Textauszug:
◆ ◆ ◆ ◆

Und witzigerweise schmeckten sie auch so gut wie sie rochen. Und diese Kruste!!! Das Rezept ist tatsächlich genial. Und ich bin froh, dass ich gestern noch kurzentschlossen eingestiegen bin. Das war mit Sicherheit nicht das letzte Wurzelbrot, das diesen Ofen verlassen hat. Und auch die Brötchen sind außerordentlich gut gelungen.
Die Kruste superkross, die Krume total fluffig. So mag ich Brot. Es erinnerte ein wenig an das maltesische Ftira, das wirklich außerordentlich gut ist – und an dessen Herstellung ich seit geraumer Zeit herumexperimentiere.
An dieser Stelle nochmals vielen Dank an Zorra und Sandra. Das war wirklich ein hervorragendes Rezept! Und an alle anderen: War wieder mal richtig schön mit euch.
Hier die Blogposts der anderen Teilnehmer:
zorra von 1x umrühren bitte aka kochtopf
Tanja von Tanja’s „Süß & Herzhaft“
Steffi von dulcipessa
Sylvia von Brotwein
Ingrid von auchwas
Katrin von Summsis Hobbyküche
Jutta von Jutt-ah!
Tina von Küchenmomente.de
Anna von teigliebe
Dagmar von Dagmars brotecke
Petra von Obers trifft Sahne
Simone von zimtkringel
Britta von Backmaedchen 1967
Sandra von From Snuggs Kitchen
Hey Manuela,
ich lese ja wirklich viele Blogs, aber deine Beiträge machen wirklich immer richtig Spaß! Wie gut, dass du dich noch aufgerafft hast, du wurdest ja mit diesem genialen Brot belohnt 🙂 .
Bis hoffentlich zum nächsten Synchronbacken…
Liebe Grüße
Tina
danke! das freut mich wirklich sehr =)
habe das brot eben schon fürs wochenende zur erneuten herstellung vorgemerkt bzw. vorgemerkt bekommen 😀
und: nach dem synchronbacken ist vor dem synchronbacken 😀
Herrlich, ich mag deine Schreibe so gerne! Und das Wurzelbrot inkl. Nachwuchs hast du auch toll hingekriegt. Super! Notfalltrockenhefe habe ich übrigens auch immer im Haus….
danke auch an dich. notfalltrockenhefe ist eins der produkte, die wenigstens nicht rumgammeln, wenn man sie nicht gleich verbraucht. sehr dankbare sache. im gegensatz zu meinem kühlschrankfrischhefewürfel, der mir am samstag bereits gewunken hat, als ich die dose öffnete… 😀
vielen dank nochmal an dich fürs organisieren. ich finde, das synchronbacken ist echt eine super-sache!

◆ ◆ ◆ ◆

Erfasste Daten:

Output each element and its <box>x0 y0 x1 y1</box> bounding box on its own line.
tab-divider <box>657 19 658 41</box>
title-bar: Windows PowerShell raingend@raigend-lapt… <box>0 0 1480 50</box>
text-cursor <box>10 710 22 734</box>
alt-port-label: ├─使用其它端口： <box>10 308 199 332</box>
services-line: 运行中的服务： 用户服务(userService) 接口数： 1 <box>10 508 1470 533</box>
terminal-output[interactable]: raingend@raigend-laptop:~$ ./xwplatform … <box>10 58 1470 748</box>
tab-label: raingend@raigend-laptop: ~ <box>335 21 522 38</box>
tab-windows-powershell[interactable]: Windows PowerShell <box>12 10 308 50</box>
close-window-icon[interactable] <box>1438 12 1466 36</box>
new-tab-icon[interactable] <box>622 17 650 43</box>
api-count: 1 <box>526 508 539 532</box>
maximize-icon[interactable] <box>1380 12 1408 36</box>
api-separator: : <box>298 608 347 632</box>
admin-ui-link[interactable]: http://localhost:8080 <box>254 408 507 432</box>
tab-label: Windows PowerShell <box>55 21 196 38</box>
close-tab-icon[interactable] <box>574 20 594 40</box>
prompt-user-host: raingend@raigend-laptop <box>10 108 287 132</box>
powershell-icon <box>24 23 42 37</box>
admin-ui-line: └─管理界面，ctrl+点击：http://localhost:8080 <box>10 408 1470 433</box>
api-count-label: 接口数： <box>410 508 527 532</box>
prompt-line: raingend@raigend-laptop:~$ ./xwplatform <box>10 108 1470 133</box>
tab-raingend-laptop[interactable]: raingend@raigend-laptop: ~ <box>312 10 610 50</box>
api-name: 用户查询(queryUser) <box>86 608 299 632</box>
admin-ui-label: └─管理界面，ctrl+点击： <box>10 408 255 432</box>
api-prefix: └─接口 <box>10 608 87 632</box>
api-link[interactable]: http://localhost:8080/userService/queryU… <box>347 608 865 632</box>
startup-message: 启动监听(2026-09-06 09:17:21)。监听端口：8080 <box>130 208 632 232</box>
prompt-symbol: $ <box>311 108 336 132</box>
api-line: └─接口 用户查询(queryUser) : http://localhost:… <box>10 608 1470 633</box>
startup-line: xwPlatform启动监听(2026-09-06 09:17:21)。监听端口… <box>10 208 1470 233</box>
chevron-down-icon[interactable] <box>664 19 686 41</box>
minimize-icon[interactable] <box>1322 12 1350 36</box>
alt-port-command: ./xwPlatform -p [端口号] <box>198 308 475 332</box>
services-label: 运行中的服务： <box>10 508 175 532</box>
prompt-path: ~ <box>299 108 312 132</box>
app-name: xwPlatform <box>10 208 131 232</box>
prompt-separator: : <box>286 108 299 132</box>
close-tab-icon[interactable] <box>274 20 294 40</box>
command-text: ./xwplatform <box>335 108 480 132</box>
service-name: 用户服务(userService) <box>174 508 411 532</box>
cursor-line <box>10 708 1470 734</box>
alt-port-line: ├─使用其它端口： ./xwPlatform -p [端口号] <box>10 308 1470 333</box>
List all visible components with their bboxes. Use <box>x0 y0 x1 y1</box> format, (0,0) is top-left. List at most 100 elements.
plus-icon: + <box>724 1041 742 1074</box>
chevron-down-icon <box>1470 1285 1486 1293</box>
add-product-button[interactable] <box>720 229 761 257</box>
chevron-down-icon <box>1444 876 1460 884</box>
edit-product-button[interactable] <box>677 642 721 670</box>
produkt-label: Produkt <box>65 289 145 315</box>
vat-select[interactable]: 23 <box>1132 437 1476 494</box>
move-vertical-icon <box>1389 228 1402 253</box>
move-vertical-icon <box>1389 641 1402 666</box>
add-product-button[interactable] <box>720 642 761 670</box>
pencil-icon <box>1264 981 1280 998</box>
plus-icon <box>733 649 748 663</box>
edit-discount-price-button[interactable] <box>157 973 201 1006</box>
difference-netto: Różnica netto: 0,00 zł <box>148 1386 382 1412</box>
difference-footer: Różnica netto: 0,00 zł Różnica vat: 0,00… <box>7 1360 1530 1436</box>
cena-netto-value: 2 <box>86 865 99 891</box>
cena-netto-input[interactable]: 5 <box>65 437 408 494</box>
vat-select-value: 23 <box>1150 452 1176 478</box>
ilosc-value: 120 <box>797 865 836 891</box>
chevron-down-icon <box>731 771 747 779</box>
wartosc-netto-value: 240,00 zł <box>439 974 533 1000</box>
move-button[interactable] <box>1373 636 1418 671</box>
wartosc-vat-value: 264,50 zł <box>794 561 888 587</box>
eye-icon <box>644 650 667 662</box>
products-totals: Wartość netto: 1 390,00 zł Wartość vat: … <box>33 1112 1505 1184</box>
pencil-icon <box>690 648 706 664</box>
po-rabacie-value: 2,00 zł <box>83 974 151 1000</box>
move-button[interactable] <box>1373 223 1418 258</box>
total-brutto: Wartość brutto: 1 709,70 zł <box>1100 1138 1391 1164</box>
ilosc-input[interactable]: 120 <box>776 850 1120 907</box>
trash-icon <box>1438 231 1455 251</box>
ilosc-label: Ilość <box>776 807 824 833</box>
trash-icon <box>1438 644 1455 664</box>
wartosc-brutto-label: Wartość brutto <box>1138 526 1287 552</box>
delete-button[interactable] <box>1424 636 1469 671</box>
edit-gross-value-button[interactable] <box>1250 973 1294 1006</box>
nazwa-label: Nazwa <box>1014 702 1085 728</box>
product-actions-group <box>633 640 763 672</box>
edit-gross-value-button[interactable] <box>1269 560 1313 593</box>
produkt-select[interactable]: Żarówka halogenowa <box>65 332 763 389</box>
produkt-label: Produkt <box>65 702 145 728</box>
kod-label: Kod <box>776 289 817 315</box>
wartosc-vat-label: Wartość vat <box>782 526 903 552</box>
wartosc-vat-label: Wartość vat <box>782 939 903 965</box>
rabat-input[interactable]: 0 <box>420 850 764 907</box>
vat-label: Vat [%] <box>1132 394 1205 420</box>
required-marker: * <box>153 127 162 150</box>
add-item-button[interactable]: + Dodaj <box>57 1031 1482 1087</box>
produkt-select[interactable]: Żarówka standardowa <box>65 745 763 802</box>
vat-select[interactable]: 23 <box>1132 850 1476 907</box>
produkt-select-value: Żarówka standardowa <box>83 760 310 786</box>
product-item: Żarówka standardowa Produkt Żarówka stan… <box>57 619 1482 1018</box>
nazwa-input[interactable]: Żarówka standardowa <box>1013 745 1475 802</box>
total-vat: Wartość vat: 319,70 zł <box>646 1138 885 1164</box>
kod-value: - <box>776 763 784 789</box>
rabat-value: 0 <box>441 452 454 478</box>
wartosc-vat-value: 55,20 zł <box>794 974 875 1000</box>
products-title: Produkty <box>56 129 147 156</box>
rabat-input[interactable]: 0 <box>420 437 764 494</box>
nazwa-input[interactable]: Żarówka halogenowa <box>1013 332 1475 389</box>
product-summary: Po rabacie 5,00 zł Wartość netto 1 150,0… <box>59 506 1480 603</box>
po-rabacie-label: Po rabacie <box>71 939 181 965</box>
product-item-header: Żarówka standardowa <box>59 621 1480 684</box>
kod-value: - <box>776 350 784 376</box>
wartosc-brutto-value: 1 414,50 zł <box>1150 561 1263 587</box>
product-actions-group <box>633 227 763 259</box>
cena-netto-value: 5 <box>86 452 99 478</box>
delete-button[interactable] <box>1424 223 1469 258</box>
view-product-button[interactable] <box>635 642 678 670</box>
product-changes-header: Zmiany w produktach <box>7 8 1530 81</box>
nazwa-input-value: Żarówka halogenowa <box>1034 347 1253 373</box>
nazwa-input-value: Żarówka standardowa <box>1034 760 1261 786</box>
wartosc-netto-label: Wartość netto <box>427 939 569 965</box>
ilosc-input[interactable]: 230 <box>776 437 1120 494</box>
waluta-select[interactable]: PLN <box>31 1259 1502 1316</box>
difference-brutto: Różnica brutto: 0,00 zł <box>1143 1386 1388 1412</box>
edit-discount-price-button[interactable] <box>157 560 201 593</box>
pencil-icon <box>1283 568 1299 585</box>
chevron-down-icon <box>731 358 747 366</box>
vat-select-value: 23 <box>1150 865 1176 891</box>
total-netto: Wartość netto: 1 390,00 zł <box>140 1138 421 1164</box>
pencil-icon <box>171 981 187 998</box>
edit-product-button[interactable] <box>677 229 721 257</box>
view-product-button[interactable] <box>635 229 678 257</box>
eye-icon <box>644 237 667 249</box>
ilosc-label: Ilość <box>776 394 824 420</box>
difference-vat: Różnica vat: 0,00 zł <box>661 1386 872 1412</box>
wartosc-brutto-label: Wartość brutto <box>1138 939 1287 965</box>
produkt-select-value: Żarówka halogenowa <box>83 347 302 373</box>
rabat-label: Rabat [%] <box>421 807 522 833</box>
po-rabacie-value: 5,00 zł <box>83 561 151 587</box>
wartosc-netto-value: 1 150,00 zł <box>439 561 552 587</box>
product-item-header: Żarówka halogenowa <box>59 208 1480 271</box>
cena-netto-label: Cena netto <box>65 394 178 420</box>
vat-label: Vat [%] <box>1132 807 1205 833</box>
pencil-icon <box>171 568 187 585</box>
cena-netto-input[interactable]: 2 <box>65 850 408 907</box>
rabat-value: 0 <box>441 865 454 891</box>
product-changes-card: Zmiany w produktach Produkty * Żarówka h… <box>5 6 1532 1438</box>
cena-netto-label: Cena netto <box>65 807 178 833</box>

◆ ◆ ◆ ◆

Zu erledigende Aufgabe: Gib den Textauszug über das Wurzelbrot zwischen „An dieser Stelle“ und „schön mit euch.“ einschließlich dieser beiden Stellen wörtlich wieder. Die Daten haben mit dem Textauszug nichts zu tun.

Antwort zur Aufgabe:
An dieser Stelle nochmals vielen Dank an Zorra und Sandra. Das war wirklich ein hervorragendes Rezept! Und an alle anderen: War wieder mal richtig schön mit euch.